Stated problem: Count every line of these entries that holds the word "center", and reply with the number only.

================

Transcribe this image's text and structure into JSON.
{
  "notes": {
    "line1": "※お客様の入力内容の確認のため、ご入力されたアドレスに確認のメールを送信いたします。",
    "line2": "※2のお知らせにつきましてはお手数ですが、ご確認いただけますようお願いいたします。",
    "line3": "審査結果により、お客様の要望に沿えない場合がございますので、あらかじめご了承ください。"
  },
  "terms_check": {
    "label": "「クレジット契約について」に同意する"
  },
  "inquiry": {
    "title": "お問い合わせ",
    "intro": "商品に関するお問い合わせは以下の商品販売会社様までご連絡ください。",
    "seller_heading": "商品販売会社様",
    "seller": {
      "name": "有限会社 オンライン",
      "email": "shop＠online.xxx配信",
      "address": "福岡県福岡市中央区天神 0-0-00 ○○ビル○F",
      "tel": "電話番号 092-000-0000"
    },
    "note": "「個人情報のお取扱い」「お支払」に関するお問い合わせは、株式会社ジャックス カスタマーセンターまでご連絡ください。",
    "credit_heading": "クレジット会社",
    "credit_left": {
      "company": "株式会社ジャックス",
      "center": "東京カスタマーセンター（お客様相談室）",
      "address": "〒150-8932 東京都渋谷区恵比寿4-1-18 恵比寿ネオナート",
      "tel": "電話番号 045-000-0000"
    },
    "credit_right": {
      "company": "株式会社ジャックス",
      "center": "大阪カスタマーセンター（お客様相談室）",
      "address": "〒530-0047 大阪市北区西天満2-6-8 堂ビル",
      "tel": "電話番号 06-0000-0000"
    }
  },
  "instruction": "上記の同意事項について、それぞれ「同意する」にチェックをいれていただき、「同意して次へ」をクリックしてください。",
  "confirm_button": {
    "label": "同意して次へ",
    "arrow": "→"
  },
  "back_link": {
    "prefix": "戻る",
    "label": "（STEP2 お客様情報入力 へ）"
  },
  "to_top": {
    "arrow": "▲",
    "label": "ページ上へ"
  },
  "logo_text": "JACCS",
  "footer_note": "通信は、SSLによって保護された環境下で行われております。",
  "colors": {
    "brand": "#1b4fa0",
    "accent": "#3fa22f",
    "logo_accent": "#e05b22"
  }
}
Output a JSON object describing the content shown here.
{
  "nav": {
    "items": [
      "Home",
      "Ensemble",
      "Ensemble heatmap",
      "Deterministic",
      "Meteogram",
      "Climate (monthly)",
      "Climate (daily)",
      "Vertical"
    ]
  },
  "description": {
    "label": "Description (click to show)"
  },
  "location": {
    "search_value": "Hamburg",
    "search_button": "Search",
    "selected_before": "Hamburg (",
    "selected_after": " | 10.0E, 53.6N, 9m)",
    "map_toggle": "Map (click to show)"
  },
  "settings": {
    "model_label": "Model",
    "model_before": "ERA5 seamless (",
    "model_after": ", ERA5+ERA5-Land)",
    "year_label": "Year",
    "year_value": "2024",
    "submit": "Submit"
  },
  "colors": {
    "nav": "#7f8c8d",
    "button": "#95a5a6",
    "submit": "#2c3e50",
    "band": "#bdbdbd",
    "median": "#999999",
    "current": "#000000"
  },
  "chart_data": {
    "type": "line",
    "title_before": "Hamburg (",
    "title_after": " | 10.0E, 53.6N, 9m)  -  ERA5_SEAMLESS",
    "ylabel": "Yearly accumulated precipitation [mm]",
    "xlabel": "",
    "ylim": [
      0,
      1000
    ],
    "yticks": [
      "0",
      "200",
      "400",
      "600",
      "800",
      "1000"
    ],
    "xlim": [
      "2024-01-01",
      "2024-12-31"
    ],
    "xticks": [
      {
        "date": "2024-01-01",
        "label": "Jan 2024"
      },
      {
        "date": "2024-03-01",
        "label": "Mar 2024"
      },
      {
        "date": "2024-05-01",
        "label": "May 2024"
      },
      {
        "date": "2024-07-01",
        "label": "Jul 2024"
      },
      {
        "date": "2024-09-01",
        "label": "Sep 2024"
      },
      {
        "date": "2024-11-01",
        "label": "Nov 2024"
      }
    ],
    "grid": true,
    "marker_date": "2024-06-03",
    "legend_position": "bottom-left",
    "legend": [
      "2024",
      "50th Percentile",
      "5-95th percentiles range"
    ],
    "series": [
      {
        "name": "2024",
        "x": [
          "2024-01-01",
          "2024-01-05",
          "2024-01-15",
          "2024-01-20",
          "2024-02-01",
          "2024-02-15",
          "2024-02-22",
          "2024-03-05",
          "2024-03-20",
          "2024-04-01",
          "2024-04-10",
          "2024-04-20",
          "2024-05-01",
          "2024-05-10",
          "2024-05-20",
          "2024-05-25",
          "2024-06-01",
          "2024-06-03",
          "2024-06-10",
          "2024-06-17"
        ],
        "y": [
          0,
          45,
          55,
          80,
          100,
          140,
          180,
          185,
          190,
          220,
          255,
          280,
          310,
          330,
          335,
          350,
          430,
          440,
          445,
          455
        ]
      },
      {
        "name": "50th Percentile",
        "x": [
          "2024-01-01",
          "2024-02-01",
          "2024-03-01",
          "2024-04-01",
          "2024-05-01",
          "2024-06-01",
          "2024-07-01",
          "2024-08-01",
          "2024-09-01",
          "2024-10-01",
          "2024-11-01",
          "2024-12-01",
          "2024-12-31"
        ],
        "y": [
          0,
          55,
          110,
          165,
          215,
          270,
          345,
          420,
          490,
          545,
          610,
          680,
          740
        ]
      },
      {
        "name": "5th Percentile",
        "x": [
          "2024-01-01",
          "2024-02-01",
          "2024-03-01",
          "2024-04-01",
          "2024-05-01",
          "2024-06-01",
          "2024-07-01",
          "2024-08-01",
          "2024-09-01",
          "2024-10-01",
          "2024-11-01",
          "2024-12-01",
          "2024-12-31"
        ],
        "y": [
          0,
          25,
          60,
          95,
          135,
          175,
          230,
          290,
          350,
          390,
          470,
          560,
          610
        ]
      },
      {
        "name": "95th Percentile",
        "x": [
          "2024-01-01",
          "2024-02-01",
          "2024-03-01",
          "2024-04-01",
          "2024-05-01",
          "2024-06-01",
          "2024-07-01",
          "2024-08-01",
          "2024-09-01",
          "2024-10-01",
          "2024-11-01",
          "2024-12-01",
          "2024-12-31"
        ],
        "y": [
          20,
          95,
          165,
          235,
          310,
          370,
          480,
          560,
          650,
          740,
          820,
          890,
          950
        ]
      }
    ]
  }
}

================

Result for this task: 2